>>

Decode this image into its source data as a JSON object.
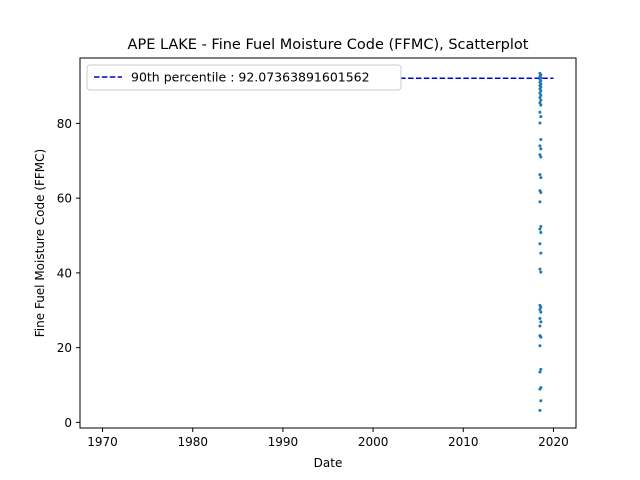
{
  "chart_data": {
    "type": "scatter",
    "title": "APE LAKE - Fine Fuel Moisture Code (FFMC), Scatterplot",
    "xlabel": "Date",
    "ylabel": "Fine Fuel Moisture Code (FFMC)",
    "xlim": [
      1967.5,
      2022.5
    ],
    "ylim": [
      -1.5,
      97.5
    ],
    "x_ticks": [
      1970,
      1980,
      1990,
      2000,
      2010,
      2020
    ],
    "y_ticks": [
      0,
      20,
      40,
      60,
      80
    ],
    "grid": false,
    "legend_position": "top-left",
    "series": [
      {
        "color": "#1f77b4",
        "marker": "dot",
        "points": [
          [
            2018.5,
            3.2
          ],
          [
            2018.6,
            5.8
          ],
          [
            2018.5,
            8.9
          ],
          [
            2018.6,
            9.3
          ],
          [
            2018.5,
            13.5
          ],
          [
            2018.6,
            14.2
          ],
          [
            2018.5,
            20.5
          ],
          [
            2018.6,
            22.8
          ],
          [
            2018.5,
            23.2
          ],
          [
            2018.5,
            25.8
          ],
          [
            2018.6,
            26.9
          ],
          [
            2018.5,
            27.8
          ],
          [
            2018.6,
            29.5
          ],
          [
            2018.5,
            30.2
          ],
          [
            2018.6,
            30.8
          ],
          [
            2018.5,
            31.3
          ],
          [
            2018.6,
            40.2
          ],
          [
            2018.5,
            41.0
          ],
          [
            2018.6,
            45.3
          ],
          [
            2018.5,
            47.8
          ],
          [
            2018.6,
            50.8
          ],
          [
            2018.5,
            51.7
          ],
          [
            2018.6,
            52.4
          ],
          [
            2018.5,
            59.0
          ],
          [
            2018.6,
            61.5
          ],
          [
            2018.5,
            62.0
          ],
          [
            2018.6,
            65.5
          ],
          [
            2018.5,
            66.3
          ],
          [
            2018.6,
            71.0
          ],
          [
            2018.5,
            71.6
          ],
          [
            2018.6,
            73.2
          ],
          [
            2018.5,
            74.0
          ],
          [
            2018.6,
            75.7
          ],
          [
            2018.5,
            80.1
          ],
          [
            2018.6,
            81.8
          ],
          [
            2018.5,
            83.0
          ],
          [
            2018.6,
            84.9
          ],
          [
            2018.5,
            85.5
          ],
          [
            2018.6,
            86.2
          ],
          [
            2018.5,
            86.9
          ],
          [
            2018.6,
            87.5
          ],
          [
            2018.5,
            88.1
          ],
          [
            2018.6,
            88.7
          ],
          [
            2018.5,
            89.2
          ],
          [
            2018.6,
            89.7
          ],
          [
            2018.5,
            90.1
          ],
          [
            2018.6,
            90.5
          ],
          [
            2018.5,
            91.0
          ],
          [
            2018.6,
            91.4
          ],
          [
            2018.5,
            91.8
          ],
          [
            2018.6,
            92.2
          ],
          [
            2018.5,
            92.6
          ],
          [
            2018.6,
            93.0
          ],
          [
            2018.5,
            93.4
          ]
        ]
      }
    ],
    "reference_line": {
      "label": "90th percentile : 92.07363891601562",
      "y": 92.07363891601562,
      "x_start": 2003,
      "x_end": 2020,
      "color": "#0000cc",
      "style": "dashed"
    }
  }
}
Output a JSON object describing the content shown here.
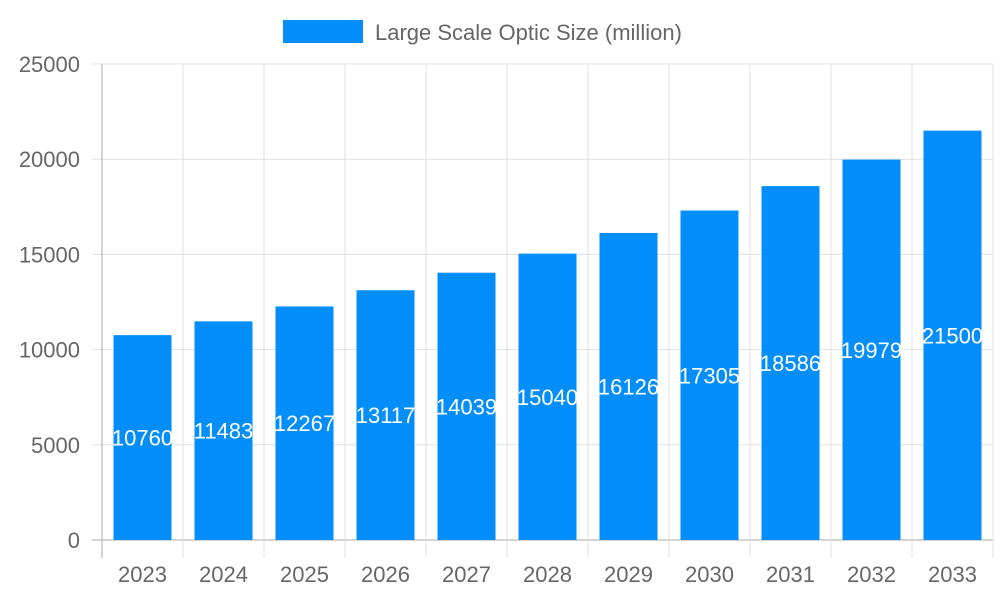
{
  "chart_data": {
    "type": "bar",
    "categories": [
      "2023",
      "2024",
      "2025",
      "2026",
      "2027",
      "2028",
      "2029",
      "2030",
      "2031",
      "2032",
      "2033"
    ],
    "series": [
      {
        "name": "Large Scale Optic Size (million)",
        "values": [
          10760,
          11483,
          12267,
          13117,
          14039,
          15040,
          16126,
          17305,
          18586,
          19979,
          21500
        ],
        "color": "#038efc"
      }
    ],
    "ylim": [
      0,
      25000
    ],
    "yticks": [
      0,
      5000,
      10000,
      15000,
      20000,
      25000
    ],
    "grid": true,
    "legend": "top-center",
    "data_labels": true,
    "colors": {
      "text": "#666666",
      "grid": "#e0e0e0",
      "label": "#ffffff"
    }
  }
}
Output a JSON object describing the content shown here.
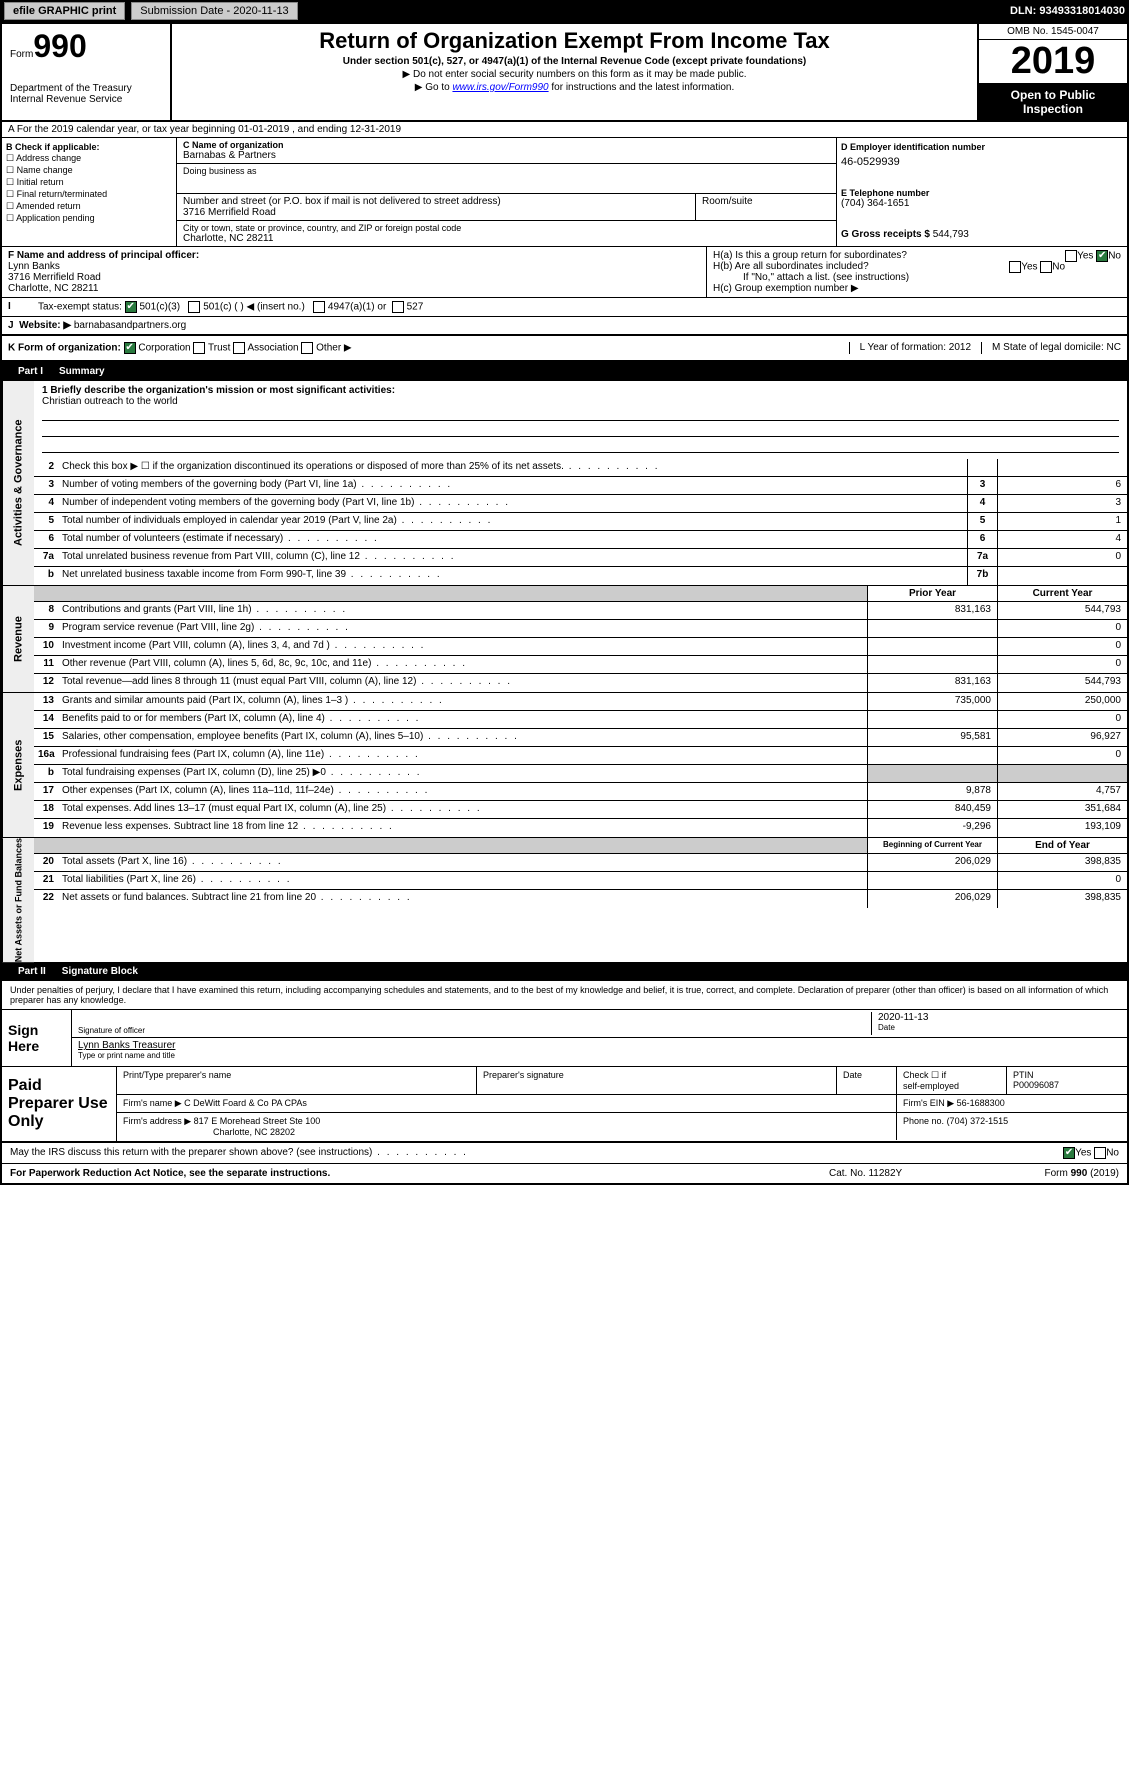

<<

## WRITTEN PROBLEM
Repeat each line of the records above exactly, but do not copy the pictures.

## REPLY TO THE EXERCISE
Decode this image into its source data as a JSON object.
{
  "chart_data": {
    "type": "scatter",
    "title": "APE LAKE - Fine Fuel Moisture Code (FFMC), Scatterplot",
    "xlabel": "Date",
    "ylabel": "Fine Fuel Moisture Code (FFMC)",
    "xlim": [
      1967.5,
      2022.5
    ],
    "ylim": [
      -1.5,
      97.5
    ],
    "x_ticks": [
      1970,
      1980,
      1990,
      2000,
      2010,
      2020
    ],
    "y_ticks": [
      0,
      20,
      40,
      60,
      80
    ],
    "grid": false,
    "legend_position": "top-left",
    "series": [
      {
        "color": "#1f77b4",
        "marker": "dot",
        "points": [
          [
            2018.5,
            3.2
          ],
          [
            2018.6,
            5.8
          ],
          [
            2018.5,
            8.9
          ],
          [
            2018.6,
            9.3
          ],
          [
            2018.5,
            13.5
          ],
          [
            2018.6,
            14.2
          ],
          [
            2018.5,
            20.5
          ],
          [
            2018.6,
            22.8
          ],
          [
            2018.5,
            23.2
          ],
          [
            2018.5,
            25.8
          ],
          [
            2018.6,
            26.9
          ],
          [
            2018.5,
            27.8
          ],
          [
            2018.6,
            29.5
          ],
          [
            2018.5,
            30.2
          ],
          [
            2018.6,
            30.8
          ],
          [
            2018.5,
            31.3
          ],
          [
            2018.6,
            40.2
          ],
          [
            2018.5,
            41.0
          ],
          [
            2018.6,
            45.3
          ],
          [
            2018.5,
            47.8
          ],
          [
            2018.6,
            50.8
          ],
          [
            2018.5,
            51.7
          ],
          [
            2018.6,
            52.4
          ],
          [
            2018.5,
            59.0
          ],
          [
            2018.6,
            61.5
          ],
          [
            2018.5,
            62.0
          ],
          [
            2018.6,
            65.5
          ],
          [
            2018.5,
            66.3
          ],
          [
            2018.6,
            71.0
          ],
          [
            2018.5,
            71.6
          ],
          [
            2018.6,
            73.2
          ],
          [
            2018.5,
            74.0
          ],
          [
            2018.6,
            75.7
          ],
          [
            2018.5,
            80.1
          ],
          [
            2018.6,
            81.8
          ],
          [
            2018.5,
            83.0
          ],
          [
            2018.6,
            84.9
          ],
          [
            2018.5,
            85.5
          ],
          [
            2018.6,
            86.2
          ],
          [
            2018.5,
            86.9
          ],
          [
            2018.6,
            87.5
          ],
          [
            2018.5,
            88.1
          ],
          [
            2018.6,
            88.7
          ],
          [
            2018.5,
            89.2
          ],
          [
            2018.6,
            89.7
          ],
          [
            2018.5,
            90.1
          ],
          [
            2018.6,
            90.5
          ],
          [
            2018.5,
            91.0
          ],
          [
            2018.6,
            91.4
          ],
          [
            2018.5,
            91.8
          ],
          [
            2018.6,
            92.2
          ],
          [
            2018.5,
            92.6
          ],
          [
            2018.6,
            93.0
          ],
          [
            2018.5,
            93.4
          ]
        ]
      }
    ],
    "reference_line": {
      "label": "90th percentile : 92.07363891601562",
      "y": 92.07363891601562,
      "x_start": 2003,
      "x_end": 2020,
      "color": "#0000cc",
      "style": "dashed"
    }
  }
}
Output a JSON object describing the content shown here.
{
  "chart_data": {
    "type": "bar",
    "categories": [
      "2023",
      "2024",
      "2025",
      "2026",
      "2027",
      "2028",
      "2029",
      "2030",
      "2031",
      "2032",
      "2033"
    ],
    "series": [
      {
        "name": "Large Scale Optic Size (million)",
        "values": [
          10760,
          11483,
          12267,
          13117,
          14039,
          15040,
          16126,
          17305,
          18586,
          19979,
          21500
        ],
        "color": "#038efc"
      }
    ],
    "ylim": [
      0,
      25000
    ],
    "yticks": [
      0,
      5000,
      10000,
      15000,
      20000,
      25000
    ],
    "grid": true,
    "legend": "top-center",
    "data_labels": true,
    "colors": {
      "text": "#666666",
      "grid": "#e0e0e0",
      "label": "#ffffff"
    }
  }
}
Output a JSON object describing the content shown here.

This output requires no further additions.